▶ **INSTRUCTION 1**: According to the earnings call transcript, which quarter was the lowest advertising quarter of 2014?

▶ **DOCUMENT**:

------------------------------------------------------------

Analyst · Nomura Securities.

On advertising, if you look back, basically in the first quarter we spent right about the same level that we spent in the second half of last year. So really the first quarter of 2014, it was our lowest advertising quarter of the year and that really was a function of the transition. We weren’t advertising a lot because we were getting rid of old stuff and the new stuff weren’t out. So we picked up the advertising in the second quarter, continued to driving it in the back half of the year. From a sequential basis, I think the first quarter is almost spot on from a percentage standpoint or even from a dollar standpoint where the fourth quarter was. We want to have our advertising to be more level that we wanted to be always on. Absolutely, that’s your area of expertise.

Dale Williams

Analyst · Nomura Securities.

The point is there are a couple of things. The key point is that what we talked about last year was the benefit that we saw in the second half of last year was the ‘always on’ strategy, which we had – if you remember, we had in previous years spiked the advertising to tie into the promotional periods. And what we discovered it to be true in the second half of last year was the ‘always on’ advertising. So what you’ll see is a very consistent rate of advertising from this quarter versus last fourth quarter and third quarter and we’ll continue that going forward. And therefore, the difference in the second part of the year will be best marked, because we essentially lack again in the second part of the year. The other thing is that we’re also working hard to make sure that our advertising and our retailers’ advertising is coordinated what in timing and in message. And that too adds to the sense of always on. So it’s a continuation of the strategy we had at the end of last year.

Operator

Operator

[Operator Instructions] Our next question comes from the line of Josh Borstein with Longbow Research.

Joshua Borstein

Analyst · Longbow Research.

Just one of the Sealy roll out in Europe, could you talk a little bit about maybe how many doors Sealy is in right now and geographically where you have Sealy if it’s Germany or beyond Germany at this point?

Mark Sarvary

Analyst · Longbow Research.

------------------------------------------------------------

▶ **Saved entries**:
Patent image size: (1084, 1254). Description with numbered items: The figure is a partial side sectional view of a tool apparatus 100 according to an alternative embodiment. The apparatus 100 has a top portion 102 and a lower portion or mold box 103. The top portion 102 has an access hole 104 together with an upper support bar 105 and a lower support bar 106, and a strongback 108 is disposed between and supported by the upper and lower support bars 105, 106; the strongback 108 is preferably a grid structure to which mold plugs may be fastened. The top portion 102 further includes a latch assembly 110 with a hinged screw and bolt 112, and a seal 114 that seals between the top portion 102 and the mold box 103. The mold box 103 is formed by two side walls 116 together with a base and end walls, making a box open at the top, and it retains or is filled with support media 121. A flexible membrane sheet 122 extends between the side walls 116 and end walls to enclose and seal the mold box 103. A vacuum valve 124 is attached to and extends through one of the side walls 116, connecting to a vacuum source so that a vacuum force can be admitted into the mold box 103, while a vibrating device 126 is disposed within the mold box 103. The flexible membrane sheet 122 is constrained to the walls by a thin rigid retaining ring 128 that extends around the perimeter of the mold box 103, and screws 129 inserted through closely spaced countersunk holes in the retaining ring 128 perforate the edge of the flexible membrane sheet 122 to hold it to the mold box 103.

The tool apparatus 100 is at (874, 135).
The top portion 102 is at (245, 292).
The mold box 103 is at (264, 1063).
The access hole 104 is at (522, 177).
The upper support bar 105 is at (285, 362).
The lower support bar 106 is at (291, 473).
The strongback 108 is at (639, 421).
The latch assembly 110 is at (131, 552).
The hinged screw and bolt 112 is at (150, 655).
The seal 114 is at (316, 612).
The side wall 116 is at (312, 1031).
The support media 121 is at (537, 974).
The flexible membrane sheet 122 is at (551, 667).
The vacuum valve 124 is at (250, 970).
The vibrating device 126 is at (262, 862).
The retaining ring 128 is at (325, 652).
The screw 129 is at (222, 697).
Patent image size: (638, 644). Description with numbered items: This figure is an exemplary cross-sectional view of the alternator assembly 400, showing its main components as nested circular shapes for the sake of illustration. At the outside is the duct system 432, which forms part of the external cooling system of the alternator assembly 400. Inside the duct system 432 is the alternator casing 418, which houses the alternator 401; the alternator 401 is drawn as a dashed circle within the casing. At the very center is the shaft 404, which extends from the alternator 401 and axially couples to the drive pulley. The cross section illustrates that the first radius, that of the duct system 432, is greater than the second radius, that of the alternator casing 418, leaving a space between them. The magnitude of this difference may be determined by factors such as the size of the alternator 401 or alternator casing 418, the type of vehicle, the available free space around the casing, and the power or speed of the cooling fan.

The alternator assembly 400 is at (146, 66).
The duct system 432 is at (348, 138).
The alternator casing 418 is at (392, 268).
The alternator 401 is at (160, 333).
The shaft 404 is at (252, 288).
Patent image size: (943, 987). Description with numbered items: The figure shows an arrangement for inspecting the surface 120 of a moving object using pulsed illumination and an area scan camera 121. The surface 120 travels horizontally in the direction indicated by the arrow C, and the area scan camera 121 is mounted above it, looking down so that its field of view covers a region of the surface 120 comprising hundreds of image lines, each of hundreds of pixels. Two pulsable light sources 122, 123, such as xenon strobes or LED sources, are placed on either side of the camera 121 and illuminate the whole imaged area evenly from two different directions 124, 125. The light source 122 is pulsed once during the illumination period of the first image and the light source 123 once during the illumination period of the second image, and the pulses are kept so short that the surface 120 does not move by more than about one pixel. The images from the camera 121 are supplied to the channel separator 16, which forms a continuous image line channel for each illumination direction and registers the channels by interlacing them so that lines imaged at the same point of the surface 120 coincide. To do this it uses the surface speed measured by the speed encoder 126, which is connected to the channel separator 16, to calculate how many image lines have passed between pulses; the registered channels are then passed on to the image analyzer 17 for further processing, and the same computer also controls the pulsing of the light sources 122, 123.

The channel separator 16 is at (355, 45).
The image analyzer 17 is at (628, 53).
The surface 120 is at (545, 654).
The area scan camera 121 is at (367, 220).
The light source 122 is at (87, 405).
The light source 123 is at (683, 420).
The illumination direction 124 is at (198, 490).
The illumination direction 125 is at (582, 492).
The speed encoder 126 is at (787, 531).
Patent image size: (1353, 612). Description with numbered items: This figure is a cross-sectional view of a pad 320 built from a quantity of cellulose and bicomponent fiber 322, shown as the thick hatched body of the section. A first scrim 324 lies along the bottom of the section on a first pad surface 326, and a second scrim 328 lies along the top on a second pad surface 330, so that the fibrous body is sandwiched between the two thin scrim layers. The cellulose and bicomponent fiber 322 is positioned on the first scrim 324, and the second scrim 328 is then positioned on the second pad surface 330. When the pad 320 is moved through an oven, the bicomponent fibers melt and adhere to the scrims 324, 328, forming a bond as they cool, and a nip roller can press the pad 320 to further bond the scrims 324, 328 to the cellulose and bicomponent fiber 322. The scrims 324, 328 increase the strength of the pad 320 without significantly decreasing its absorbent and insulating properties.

------------------------------------------------------------

▶ **INSTRUCTION 2**: Print the lines of the rows exactly, starting at the first line of the rows and stopping after the line that contains "The retaining ring 128 is at (325, 652).".

▶ **WRITTEN SOLUTION 1**: The first quarter of 2014 was the lowest advertising quarter of the year.

▶ **WRITTEN SOLUTION 2**:
Patent image size: (1084, 1254). Description with numbered items: The figure is a partial side sectional view of a tool apparatus 100 according to an alternative embodiment. The apparatus 100 has a top portion 102 and a lower portion or mold box 103. The top portion 102 has an access hole 104 together with an upper support bar 105 and a lower support bar 106, and a strongback 108 is disposed between and supported by the upper and lower support bars 105, 106; the strongback 108 is preferably a grid structure to which mold plugs may be fastened. The top portion 102 further includes a latch assembly 110 with a hinged screw and bolt 112, and a seal 114 that seals between the top portion 102 and the mold box 103. The mold box 103 is formed by two side walls 116 together with a base and end walls, making a box open at the top, and it retains or is filled with support media 121. A flexible membrane sheet 122 extends between the side walls 116 and end walls to enclose and seal the mold box 103. A vacuum valve 124 is attached to and extends through one of the side walls 116, connecting to a vacuum source so that a vacuum force can be admitted into the mold box 103, while a vibrating device 126 is disposed within the mold box 103. The flexible membrane sheet 122 is constrained to the walls by a thin rigid retaining ring 128 that extends around the perimeter of the mold box 103, and screws 129 inserted through closely spaced countersunk holes in the retaining ring 128 perforate the edge of the flexible membrane sheet 122 to hold it to the mold box 103.

The tool apparatus 100 is at (874, 135).
The top portion 102 is at (245, 292).
The mold box 103 is at (264, 1063).
The access hole 104 is at (522, 177).
The upper support bar 105 is at (285, 362).
The lower support bar 106 is at (291, 473).
The strongback 108 is at (639, 421).
The latch assembly 110 is at (131, 552).
The hinged screw and bolt 112 is at (150, 655).
The seal 114 is at (316, 612).
The side wall 116 is at (312, 1031).
The support media 121 is at (537, 974).
The flexible membrane sheet 122 is at (551, 667).
The vacuum valve 124 is at (250, 970).
The vibrating device 126 is at (262, 862).
The retaining ring 128 is at (325, 652).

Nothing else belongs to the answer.